Copy every line that contains the string "Waldflächen" from the entries below.

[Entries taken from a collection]

* * * *

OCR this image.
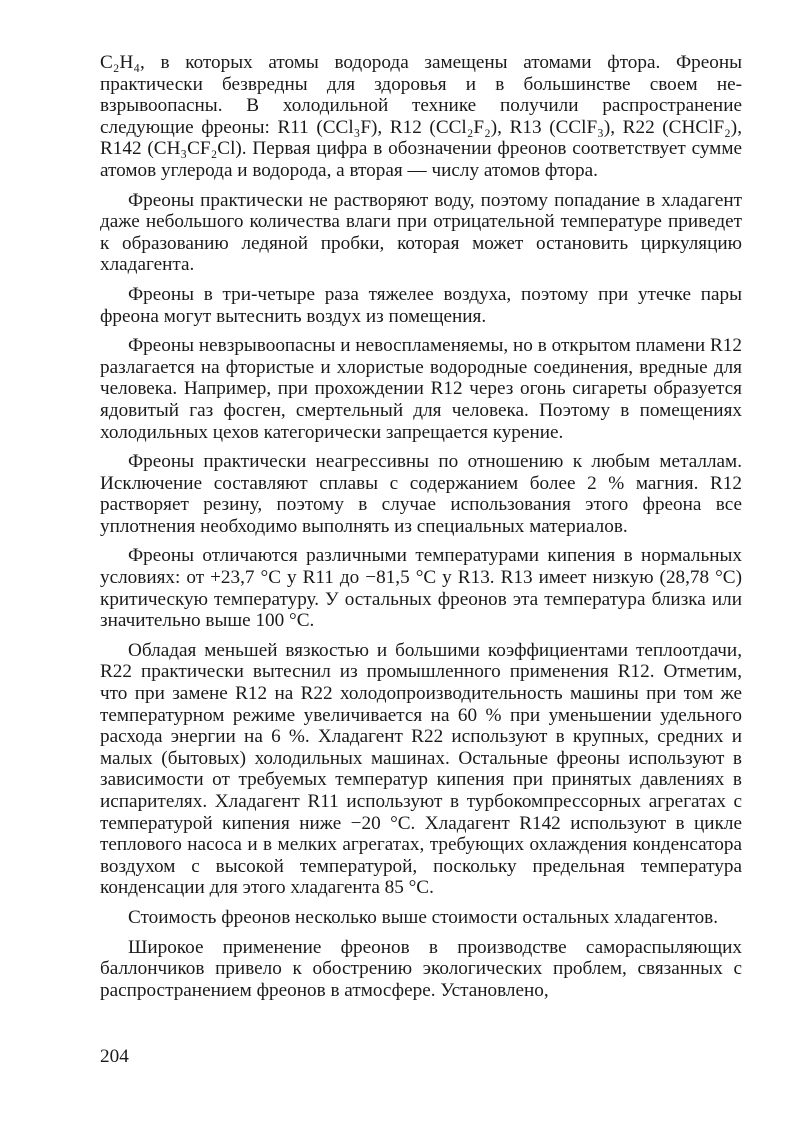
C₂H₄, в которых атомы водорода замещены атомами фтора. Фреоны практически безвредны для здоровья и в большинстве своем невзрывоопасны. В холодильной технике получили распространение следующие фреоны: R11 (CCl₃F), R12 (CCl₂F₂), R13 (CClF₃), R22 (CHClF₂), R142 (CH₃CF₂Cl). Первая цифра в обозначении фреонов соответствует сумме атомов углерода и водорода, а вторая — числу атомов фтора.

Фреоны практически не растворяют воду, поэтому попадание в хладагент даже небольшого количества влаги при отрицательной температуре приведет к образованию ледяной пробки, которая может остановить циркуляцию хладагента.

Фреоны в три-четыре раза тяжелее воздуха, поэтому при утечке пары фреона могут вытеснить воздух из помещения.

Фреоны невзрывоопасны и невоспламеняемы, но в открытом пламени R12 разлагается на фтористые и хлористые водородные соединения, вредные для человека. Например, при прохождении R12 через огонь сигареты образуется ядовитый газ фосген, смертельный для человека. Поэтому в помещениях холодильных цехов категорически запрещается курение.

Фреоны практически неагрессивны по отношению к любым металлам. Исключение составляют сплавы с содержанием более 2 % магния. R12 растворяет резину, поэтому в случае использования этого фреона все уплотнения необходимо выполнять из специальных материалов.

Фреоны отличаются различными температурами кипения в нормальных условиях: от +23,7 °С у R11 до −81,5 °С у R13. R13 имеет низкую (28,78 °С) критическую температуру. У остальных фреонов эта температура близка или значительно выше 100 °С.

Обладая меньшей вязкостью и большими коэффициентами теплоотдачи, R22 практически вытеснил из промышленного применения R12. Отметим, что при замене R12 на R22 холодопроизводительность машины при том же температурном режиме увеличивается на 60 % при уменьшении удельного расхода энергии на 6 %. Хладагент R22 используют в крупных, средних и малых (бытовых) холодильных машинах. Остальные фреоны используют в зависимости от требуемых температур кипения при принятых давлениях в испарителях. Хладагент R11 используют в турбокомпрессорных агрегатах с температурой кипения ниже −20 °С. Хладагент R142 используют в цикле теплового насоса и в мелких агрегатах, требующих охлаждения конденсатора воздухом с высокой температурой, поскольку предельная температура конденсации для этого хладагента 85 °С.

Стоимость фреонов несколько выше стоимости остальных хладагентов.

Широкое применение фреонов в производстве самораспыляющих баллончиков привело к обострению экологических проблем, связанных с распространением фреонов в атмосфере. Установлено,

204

* * * *

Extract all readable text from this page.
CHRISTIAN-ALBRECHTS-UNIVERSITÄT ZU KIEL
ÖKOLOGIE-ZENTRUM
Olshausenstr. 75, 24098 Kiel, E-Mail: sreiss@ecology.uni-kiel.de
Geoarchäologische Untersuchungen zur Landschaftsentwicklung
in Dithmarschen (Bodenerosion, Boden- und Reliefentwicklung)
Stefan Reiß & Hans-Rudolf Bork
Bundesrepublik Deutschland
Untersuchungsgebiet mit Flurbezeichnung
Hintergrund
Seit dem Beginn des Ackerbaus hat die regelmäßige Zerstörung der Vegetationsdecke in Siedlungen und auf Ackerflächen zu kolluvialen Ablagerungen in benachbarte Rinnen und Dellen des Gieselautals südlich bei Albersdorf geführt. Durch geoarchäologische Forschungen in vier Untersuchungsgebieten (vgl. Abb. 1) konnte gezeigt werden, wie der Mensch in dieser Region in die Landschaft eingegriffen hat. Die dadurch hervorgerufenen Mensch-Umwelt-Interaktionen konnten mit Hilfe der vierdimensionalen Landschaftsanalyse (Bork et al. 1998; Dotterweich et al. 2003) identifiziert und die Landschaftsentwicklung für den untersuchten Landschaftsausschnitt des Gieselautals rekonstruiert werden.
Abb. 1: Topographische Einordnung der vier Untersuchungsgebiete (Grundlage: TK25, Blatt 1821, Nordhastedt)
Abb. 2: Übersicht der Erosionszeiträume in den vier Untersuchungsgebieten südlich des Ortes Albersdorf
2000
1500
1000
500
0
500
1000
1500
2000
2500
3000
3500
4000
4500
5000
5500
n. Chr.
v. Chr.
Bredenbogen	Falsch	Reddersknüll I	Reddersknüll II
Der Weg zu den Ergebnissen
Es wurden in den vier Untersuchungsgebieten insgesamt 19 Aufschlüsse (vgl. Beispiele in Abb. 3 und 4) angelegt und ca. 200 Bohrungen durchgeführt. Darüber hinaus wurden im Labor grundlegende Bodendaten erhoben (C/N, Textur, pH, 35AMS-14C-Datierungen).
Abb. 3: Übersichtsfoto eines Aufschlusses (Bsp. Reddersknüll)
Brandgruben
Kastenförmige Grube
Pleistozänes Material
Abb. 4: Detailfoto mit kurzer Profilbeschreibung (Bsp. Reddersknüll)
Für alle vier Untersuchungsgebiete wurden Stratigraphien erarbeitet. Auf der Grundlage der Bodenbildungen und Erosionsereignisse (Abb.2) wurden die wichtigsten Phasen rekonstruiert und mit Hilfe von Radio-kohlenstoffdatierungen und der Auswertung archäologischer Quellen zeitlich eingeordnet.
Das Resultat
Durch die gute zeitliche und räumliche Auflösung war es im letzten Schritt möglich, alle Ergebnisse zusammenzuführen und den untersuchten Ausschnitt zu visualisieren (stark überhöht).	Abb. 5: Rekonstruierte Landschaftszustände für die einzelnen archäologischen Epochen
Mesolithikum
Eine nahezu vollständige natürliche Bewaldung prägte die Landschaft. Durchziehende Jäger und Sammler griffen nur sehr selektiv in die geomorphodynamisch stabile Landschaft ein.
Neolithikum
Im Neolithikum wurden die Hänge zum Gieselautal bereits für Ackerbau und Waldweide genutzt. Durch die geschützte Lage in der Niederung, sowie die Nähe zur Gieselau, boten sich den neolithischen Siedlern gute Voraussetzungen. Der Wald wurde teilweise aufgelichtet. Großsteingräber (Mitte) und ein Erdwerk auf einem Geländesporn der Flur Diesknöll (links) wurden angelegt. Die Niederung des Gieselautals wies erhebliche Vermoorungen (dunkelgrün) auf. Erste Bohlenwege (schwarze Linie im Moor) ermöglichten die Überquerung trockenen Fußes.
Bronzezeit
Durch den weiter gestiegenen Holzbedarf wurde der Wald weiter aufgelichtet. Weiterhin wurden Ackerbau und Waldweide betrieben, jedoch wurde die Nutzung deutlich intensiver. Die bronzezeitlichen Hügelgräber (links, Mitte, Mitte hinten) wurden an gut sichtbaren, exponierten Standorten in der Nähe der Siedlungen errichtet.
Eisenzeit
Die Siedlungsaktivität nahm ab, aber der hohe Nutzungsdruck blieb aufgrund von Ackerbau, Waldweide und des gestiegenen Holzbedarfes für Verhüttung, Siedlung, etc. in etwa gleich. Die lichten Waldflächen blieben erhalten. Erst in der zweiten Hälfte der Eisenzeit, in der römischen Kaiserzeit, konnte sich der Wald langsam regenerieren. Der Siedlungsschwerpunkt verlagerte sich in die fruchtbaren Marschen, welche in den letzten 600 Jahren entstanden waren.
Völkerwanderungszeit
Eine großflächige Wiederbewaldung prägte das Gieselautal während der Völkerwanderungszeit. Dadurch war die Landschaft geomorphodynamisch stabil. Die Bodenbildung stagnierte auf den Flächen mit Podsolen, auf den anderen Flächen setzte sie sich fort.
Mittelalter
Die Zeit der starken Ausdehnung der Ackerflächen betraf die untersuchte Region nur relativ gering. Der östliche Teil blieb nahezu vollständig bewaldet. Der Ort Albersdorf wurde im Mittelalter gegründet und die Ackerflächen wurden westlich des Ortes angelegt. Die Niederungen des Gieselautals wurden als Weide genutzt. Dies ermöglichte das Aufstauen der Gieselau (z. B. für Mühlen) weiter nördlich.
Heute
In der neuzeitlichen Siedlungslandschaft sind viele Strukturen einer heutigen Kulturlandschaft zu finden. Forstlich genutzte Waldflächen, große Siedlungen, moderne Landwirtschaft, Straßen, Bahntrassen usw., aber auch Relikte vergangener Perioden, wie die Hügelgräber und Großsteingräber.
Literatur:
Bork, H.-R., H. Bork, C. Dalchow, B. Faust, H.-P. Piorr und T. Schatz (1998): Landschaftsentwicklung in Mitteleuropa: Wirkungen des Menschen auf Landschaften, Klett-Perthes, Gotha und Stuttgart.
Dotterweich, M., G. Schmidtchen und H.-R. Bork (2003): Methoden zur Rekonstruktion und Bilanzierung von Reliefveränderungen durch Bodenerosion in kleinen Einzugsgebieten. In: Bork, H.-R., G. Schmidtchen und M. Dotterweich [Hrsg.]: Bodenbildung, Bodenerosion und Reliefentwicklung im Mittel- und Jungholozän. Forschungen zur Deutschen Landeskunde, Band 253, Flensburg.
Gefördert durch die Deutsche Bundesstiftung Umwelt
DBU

* * * *

_Reply to the task_
Die Siedlungsaktivität nahm ab, aber der hohe Nutzungsdruck blieb aufgrund von Ackerbau, Waldweide und des gestiegenen Holzbedarfes für Verhüttung, Siedlung, etc. in etwa gleich. Die lichten Waldflächen blieben erhalten. Erst in der zweiten Hälfte der Eisenzeit, in der römischen Kaiserzeit, konnte sich der Wald langsam regenerieren. Der Siedlungsschwerpunkt verlagerte sich in die fruchtbaren Marschen, welche in den letzten 600 Jahren entstanden waren.
In der neuzeitlichen Siedlungslandschaft sind viele Strukturen einer heutigen Kulturlandschaft zu finden. Forstlich genutzte Waldflächen, große Siedlungen, moderne Landwirtschaft, Straßen, Bahntrassen usw., aber auch Relikte vergangener Perioden, wie die Hügelgräber und Großsteingräber.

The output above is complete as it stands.